- [Brief]: Copy every line of the entries that includes the word "Minimum".

- [Records supplied]:

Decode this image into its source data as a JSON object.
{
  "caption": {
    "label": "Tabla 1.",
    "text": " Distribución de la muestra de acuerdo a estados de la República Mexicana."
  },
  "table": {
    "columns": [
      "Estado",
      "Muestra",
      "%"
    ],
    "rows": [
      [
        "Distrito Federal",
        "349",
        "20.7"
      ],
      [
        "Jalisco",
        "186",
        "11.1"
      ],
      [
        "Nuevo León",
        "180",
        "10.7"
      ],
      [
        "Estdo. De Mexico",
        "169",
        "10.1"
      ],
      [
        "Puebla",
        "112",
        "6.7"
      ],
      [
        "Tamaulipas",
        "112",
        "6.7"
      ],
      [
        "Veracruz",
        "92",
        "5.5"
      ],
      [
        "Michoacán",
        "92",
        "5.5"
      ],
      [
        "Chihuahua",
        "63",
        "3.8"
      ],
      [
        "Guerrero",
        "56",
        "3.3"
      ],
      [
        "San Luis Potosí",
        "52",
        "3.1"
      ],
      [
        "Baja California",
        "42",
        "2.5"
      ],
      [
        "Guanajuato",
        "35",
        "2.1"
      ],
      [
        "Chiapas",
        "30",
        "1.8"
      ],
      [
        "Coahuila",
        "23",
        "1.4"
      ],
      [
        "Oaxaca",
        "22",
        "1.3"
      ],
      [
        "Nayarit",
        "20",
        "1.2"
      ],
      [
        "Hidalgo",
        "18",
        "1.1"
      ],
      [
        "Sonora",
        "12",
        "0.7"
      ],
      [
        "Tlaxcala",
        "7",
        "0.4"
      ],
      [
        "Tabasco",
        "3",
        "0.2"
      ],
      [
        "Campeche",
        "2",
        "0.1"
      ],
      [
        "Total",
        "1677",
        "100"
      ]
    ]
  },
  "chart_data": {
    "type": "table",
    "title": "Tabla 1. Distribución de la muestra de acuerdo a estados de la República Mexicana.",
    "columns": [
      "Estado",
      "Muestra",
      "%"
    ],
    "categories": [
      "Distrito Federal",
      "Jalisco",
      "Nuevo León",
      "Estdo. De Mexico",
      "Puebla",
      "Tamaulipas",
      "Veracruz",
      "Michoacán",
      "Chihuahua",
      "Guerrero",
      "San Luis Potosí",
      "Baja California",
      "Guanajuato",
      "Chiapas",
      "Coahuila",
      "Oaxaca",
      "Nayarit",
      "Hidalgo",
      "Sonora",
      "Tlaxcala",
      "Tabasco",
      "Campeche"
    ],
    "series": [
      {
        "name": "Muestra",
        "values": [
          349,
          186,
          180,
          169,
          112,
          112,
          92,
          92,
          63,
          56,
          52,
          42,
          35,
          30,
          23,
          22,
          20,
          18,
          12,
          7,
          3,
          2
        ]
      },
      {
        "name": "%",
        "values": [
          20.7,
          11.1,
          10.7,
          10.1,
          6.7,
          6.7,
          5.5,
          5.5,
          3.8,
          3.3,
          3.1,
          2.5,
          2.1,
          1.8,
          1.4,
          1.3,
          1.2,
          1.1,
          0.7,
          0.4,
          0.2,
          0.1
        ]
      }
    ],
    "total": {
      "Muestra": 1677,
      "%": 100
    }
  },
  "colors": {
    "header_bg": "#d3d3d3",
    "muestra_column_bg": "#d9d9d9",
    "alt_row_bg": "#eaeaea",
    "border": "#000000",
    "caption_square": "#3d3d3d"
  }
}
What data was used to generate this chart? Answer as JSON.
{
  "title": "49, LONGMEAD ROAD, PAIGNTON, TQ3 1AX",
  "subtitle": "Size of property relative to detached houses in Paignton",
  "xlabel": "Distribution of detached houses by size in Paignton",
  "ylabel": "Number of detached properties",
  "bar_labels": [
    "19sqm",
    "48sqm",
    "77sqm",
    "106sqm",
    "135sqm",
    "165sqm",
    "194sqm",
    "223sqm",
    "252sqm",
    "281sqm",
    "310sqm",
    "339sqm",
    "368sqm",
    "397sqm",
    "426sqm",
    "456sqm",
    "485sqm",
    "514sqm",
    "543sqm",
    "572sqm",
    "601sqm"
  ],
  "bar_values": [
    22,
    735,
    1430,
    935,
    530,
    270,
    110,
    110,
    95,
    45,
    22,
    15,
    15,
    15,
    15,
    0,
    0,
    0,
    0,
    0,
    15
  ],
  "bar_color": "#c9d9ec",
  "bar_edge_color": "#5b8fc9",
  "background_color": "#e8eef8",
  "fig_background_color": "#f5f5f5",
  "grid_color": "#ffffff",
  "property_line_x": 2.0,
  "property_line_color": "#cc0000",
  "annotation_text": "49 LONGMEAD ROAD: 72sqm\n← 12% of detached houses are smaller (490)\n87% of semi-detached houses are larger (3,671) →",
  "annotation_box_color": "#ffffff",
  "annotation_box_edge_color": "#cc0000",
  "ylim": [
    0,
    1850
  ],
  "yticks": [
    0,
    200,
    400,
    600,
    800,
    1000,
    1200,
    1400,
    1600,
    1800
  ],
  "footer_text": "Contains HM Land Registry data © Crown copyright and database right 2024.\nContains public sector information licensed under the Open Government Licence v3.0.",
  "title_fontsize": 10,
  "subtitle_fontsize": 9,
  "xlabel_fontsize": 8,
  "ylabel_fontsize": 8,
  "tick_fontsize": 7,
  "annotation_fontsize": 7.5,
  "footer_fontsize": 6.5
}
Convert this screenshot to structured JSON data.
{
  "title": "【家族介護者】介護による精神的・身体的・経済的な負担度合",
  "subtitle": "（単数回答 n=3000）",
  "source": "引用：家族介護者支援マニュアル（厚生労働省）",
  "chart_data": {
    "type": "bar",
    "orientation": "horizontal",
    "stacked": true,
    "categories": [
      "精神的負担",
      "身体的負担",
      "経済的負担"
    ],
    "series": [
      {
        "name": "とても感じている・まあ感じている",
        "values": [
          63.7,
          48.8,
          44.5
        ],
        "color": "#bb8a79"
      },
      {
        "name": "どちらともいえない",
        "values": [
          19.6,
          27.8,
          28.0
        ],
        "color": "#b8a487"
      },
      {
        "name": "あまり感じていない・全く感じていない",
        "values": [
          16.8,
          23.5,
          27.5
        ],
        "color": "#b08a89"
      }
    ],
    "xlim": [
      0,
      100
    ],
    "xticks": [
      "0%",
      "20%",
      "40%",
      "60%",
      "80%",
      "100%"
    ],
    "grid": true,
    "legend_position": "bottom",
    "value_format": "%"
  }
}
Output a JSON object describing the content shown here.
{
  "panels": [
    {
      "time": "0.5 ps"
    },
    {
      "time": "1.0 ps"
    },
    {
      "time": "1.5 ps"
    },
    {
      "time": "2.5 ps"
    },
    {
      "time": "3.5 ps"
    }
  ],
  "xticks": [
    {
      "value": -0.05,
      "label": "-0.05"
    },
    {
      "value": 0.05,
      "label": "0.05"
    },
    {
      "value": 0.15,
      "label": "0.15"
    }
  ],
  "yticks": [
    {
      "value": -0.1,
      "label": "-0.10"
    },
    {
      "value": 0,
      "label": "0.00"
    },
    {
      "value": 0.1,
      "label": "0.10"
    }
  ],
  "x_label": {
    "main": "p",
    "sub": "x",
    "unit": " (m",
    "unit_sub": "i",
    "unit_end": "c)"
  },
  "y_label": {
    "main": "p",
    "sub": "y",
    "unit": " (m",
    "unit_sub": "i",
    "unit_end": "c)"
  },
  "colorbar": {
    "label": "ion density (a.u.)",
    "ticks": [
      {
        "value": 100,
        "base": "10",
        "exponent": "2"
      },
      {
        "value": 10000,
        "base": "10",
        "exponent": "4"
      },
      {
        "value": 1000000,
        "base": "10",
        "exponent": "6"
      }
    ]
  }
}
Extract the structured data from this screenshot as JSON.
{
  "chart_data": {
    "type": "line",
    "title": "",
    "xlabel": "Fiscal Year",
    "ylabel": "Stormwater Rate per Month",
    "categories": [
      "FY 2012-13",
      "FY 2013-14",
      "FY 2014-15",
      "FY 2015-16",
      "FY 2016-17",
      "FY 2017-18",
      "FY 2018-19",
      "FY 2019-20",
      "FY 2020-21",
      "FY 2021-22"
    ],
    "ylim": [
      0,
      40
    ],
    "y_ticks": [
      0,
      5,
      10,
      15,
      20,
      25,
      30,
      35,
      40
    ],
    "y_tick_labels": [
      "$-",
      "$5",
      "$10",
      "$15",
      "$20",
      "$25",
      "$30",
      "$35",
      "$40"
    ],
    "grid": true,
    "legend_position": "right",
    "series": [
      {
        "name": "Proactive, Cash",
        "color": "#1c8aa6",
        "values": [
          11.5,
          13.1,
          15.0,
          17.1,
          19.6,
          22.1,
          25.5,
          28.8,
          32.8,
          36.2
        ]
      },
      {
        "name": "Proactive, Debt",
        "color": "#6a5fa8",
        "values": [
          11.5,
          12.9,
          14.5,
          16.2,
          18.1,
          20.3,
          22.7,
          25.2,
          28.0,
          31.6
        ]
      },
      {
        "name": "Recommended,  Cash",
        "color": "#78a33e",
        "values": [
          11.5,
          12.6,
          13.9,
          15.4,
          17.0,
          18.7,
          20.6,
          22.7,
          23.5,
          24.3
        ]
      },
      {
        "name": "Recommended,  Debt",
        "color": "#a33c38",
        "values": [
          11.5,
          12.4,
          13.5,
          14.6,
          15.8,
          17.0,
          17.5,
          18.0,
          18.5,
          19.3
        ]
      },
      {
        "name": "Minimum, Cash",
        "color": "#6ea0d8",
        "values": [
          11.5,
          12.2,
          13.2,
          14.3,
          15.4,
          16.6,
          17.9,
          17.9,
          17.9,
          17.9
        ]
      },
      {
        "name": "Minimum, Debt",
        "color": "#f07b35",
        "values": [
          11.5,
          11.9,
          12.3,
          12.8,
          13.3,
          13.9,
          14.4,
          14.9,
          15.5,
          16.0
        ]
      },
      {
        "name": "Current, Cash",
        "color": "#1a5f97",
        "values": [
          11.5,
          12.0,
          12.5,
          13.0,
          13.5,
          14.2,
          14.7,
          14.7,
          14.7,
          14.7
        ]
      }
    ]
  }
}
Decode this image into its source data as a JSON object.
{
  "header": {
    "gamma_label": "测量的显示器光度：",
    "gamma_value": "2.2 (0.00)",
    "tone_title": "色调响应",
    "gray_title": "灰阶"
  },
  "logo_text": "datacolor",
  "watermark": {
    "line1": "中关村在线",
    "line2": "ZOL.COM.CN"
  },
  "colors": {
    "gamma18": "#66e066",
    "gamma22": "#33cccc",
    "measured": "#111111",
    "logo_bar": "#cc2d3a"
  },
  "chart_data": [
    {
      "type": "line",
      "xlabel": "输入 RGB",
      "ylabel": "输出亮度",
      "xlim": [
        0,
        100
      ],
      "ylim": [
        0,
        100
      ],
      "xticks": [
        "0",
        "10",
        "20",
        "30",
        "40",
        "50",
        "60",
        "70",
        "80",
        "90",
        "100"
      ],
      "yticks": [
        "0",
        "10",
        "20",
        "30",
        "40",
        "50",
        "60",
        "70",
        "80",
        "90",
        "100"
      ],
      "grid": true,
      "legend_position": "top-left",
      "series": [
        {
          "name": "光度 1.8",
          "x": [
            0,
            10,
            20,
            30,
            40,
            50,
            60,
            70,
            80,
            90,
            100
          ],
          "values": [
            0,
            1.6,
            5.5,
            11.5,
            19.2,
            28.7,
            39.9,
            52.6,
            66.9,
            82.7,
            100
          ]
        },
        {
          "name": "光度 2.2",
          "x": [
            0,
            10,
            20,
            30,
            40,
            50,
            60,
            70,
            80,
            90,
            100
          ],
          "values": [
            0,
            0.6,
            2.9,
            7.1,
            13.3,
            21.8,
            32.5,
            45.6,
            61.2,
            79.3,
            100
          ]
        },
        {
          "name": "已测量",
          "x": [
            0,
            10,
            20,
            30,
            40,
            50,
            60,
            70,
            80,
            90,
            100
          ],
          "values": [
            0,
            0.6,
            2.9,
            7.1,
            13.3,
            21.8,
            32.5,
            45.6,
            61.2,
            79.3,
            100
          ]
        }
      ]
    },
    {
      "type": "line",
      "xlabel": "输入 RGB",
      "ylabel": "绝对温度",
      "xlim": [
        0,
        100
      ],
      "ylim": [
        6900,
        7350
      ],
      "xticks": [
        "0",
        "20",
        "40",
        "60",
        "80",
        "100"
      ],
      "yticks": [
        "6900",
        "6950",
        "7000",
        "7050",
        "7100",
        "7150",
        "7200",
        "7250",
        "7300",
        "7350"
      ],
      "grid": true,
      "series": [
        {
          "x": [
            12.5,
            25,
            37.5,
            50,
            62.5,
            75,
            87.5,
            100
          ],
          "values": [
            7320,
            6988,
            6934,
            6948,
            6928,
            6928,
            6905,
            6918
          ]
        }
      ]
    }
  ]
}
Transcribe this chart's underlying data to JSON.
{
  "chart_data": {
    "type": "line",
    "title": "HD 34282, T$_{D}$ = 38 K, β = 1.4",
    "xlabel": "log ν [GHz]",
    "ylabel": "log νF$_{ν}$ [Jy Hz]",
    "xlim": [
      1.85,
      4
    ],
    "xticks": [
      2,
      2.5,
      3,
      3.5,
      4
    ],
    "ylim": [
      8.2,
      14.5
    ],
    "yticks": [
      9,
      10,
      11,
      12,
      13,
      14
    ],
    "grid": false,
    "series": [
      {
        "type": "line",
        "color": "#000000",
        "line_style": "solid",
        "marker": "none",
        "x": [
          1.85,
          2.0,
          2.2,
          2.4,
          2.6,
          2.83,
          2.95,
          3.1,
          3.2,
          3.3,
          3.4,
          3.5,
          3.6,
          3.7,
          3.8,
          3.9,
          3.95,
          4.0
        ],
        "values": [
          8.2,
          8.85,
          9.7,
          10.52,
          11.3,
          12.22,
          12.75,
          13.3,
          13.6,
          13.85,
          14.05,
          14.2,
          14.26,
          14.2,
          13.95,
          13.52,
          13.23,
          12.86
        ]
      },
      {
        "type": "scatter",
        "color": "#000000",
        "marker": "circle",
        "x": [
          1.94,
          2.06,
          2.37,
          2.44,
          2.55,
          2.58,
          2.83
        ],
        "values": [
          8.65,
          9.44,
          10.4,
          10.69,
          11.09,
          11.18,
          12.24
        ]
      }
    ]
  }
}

- [Correct response]:
        "name": "Minimum, Cash",
        "name": "Minimum, Debt",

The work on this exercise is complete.